> [EXERCISE INSTRUCTIONS] Select and reproduce each line of the listing below that bears the string "quote".

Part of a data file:
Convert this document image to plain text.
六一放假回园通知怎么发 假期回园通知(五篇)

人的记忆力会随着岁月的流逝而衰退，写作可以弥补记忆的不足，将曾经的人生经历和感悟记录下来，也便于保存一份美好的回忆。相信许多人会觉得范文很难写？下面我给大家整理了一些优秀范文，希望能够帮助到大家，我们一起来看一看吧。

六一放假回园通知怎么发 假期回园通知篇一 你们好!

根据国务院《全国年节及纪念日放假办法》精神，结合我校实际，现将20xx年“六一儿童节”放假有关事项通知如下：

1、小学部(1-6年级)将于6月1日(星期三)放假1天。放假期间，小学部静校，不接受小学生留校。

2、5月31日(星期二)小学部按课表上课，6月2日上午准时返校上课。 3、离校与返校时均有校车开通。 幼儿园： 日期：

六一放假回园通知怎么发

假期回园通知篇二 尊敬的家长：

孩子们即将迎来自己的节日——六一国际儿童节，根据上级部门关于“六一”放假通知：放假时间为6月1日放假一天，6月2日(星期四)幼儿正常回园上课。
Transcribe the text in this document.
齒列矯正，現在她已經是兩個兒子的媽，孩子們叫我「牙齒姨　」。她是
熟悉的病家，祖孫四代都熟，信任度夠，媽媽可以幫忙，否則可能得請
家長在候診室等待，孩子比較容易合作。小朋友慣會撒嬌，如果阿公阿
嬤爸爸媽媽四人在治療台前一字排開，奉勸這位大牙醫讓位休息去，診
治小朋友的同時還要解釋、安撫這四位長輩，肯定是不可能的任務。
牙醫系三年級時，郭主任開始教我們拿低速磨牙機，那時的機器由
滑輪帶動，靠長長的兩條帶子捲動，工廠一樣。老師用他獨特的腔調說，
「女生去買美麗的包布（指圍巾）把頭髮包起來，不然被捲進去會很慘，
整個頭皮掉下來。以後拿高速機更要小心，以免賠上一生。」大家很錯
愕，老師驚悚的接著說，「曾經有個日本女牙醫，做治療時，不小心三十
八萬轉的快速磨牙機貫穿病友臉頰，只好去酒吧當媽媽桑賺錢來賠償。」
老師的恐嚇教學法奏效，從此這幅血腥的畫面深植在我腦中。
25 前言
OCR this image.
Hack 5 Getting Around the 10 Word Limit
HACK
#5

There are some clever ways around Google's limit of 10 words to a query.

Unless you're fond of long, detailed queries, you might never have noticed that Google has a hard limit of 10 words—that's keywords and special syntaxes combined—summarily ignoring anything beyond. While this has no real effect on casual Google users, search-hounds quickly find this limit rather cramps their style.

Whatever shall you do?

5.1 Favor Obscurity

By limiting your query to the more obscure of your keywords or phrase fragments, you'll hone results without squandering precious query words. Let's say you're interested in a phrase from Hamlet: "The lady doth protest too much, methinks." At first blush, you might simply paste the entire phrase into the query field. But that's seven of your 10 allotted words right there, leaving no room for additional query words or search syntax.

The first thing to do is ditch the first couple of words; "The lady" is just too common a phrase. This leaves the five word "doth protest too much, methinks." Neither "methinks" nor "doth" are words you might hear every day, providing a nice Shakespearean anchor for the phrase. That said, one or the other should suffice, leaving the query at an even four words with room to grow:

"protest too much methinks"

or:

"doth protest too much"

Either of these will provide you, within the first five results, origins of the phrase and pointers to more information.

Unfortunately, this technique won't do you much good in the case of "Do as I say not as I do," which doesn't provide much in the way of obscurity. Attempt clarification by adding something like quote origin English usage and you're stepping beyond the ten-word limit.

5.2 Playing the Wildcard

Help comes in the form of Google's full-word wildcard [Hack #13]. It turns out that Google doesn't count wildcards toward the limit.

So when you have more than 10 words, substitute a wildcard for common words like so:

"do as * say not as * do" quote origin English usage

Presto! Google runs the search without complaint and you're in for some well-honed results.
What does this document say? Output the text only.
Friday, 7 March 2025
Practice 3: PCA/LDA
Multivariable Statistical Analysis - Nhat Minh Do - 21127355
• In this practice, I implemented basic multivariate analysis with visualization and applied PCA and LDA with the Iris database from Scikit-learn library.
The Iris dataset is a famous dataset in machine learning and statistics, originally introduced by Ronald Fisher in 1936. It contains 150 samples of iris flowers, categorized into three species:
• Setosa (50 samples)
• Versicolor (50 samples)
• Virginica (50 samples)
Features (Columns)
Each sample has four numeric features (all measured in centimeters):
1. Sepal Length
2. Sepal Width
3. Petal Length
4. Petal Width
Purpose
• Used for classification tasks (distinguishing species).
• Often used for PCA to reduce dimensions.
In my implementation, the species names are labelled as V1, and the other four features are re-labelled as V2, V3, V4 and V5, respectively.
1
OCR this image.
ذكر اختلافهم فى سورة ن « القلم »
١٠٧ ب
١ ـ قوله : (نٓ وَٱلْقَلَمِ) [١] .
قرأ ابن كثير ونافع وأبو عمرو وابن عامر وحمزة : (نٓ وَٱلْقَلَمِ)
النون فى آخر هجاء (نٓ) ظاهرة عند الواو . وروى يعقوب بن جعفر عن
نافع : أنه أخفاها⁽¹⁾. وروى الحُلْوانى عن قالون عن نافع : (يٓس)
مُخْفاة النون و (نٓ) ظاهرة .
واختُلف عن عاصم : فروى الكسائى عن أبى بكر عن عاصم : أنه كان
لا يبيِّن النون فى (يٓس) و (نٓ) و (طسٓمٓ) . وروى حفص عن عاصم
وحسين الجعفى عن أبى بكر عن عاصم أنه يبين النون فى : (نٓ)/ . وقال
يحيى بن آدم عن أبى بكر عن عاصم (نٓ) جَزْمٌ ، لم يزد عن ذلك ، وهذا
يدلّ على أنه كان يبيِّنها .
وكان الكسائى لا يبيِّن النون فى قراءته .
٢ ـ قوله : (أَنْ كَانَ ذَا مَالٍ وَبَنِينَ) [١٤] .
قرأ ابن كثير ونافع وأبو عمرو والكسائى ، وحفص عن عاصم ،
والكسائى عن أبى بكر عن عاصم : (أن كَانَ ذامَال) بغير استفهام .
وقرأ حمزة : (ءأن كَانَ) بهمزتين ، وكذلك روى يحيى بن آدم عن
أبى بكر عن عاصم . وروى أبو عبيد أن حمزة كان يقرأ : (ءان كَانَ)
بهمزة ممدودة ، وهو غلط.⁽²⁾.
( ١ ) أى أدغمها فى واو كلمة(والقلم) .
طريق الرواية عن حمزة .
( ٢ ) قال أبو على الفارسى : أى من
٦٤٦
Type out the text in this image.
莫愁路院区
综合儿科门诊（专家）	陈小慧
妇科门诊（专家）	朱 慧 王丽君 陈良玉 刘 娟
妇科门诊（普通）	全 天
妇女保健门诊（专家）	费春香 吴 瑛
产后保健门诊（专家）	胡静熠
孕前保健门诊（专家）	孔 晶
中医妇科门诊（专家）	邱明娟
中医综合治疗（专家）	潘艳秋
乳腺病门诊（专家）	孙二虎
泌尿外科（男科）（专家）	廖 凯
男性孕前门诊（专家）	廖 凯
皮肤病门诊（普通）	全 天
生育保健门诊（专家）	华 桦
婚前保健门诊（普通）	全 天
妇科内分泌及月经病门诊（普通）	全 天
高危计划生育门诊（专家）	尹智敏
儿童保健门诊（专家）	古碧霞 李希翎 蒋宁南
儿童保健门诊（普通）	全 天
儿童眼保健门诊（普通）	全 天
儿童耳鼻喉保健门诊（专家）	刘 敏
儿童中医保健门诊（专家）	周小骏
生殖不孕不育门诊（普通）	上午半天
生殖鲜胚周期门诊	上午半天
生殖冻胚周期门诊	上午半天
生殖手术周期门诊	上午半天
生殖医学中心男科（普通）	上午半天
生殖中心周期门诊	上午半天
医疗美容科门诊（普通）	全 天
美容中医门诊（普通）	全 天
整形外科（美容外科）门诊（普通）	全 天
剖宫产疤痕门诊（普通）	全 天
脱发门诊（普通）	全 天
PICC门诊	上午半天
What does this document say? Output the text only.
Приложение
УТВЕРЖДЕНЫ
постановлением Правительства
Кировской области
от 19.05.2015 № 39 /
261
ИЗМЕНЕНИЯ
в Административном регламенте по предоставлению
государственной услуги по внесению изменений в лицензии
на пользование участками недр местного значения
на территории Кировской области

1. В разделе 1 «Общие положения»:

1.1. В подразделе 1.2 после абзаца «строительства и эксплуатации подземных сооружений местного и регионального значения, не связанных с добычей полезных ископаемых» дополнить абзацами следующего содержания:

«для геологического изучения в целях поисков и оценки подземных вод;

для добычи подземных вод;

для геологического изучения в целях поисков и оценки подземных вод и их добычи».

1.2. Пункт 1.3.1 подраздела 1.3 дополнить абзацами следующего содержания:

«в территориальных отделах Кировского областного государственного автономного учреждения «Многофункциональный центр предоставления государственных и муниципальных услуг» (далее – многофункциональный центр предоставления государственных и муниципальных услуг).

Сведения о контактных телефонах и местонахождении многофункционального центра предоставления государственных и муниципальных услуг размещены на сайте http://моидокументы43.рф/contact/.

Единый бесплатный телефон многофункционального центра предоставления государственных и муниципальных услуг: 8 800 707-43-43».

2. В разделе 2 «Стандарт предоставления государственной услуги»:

> [EXERCISE RESULT]
Unfortunately, this technique won't do you much good in the case of "Do as I say not as I do," which doesn't provide much in the way of obscurity. Attempt clarification by adding something like quote origin English usage and you're stepping beyond the ten-word limit.
"do as * say not as * do" quote origin English usage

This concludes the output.